TO DO
Check each line of the material below, and copy it if it holds the string "Beverly".

....................

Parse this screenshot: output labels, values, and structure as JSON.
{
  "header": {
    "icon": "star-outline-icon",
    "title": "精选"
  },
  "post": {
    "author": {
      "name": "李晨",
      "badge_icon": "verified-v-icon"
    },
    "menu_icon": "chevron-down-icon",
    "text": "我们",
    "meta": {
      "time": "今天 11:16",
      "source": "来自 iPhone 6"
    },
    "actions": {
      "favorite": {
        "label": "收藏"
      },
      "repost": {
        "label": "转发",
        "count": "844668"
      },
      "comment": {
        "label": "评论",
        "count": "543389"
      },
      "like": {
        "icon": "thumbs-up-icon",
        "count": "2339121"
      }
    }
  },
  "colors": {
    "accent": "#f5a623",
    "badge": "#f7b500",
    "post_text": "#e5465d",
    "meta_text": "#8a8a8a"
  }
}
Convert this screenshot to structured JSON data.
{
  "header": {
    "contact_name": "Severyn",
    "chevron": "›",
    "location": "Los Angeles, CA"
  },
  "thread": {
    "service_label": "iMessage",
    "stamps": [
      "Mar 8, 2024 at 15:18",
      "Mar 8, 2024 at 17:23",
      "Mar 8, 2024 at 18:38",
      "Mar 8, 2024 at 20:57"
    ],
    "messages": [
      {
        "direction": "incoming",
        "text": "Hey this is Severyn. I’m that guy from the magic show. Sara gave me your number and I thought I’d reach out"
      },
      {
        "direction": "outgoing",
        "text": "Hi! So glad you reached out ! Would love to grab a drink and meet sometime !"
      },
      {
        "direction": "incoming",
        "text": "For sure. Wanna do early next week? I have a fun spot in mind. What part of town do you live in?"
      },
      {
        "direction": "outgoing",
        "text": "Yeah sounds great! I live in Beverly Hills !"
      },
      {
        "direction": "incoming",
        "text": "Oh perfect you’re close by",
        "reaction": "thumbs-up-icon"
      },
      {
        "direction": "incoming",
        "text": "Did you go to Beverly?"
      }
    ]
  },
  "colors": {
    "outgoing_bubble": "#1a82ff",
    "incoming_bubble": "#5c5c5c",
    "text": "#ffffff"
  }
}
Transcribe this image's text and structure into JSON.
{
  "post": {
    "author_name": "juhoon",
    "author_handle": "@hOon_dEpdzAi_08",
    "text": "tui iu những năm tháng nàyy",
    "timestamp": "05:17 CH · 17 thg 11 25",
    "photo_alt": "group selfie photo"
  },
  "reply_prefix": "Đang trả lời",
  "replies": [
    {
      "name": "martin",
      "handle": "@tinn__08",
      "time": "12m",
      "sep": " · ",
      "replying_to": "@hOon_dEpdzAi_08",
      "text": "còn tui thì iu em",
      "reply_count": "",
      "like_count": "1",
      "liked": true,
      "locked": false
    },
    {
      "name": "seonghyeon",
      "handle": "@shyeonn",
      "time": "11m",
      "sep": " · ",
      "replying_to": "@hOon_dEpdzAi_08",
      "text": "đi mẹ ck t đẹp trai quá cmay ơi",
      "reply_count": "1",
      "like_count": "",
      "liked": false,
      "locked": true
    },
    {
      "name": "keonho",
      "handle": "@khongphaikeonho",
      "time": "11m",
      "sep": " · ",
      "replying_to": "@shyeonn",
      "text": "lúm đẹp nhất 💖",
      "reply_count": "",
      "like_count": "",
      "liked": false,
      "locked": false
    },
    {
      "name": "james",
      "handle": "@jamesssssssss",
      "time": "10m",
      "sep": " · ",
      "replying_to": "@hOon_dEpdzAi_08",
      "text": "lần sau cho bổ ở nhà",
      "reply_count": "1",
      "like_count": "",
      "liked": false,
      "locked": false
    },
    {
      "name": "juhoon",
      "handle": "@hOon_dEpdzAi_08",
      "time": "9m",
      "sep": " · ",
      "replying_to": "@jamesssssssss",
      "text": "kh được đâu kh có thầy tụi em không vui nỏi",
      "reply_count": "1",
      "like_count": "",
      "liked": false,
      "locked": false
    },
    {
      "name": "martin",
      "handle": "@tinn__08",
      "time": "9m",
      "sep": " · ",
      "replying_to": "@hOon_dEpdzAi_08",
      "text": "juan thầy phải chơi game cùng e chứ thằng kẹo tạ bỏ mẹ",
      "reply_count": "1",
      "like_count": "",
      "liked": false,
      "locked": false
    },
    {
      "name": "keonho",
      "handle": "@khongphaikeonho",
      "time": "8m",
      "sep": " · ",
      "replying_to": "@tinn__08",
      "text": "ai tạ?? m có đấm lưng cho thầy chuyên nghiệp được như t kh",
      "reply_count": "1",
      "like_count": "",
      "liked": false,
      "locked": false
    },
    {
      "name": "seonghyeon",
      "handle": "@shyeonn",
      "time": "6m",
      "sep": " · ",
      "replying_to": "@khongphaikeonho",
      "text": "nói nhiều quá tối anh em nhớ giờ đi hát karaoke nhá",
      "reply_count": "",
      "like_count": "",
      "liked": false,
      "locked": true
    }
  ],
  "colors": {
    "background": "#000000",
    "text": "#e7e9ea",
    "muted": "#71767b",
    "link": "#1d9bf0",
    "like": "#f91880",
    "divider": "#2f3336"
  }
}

....................

EXERCISE SOLUTION
        "text": "Yeah sounds great! I live in Beverly Hills !"
        "text": "Did you go to Beverly?"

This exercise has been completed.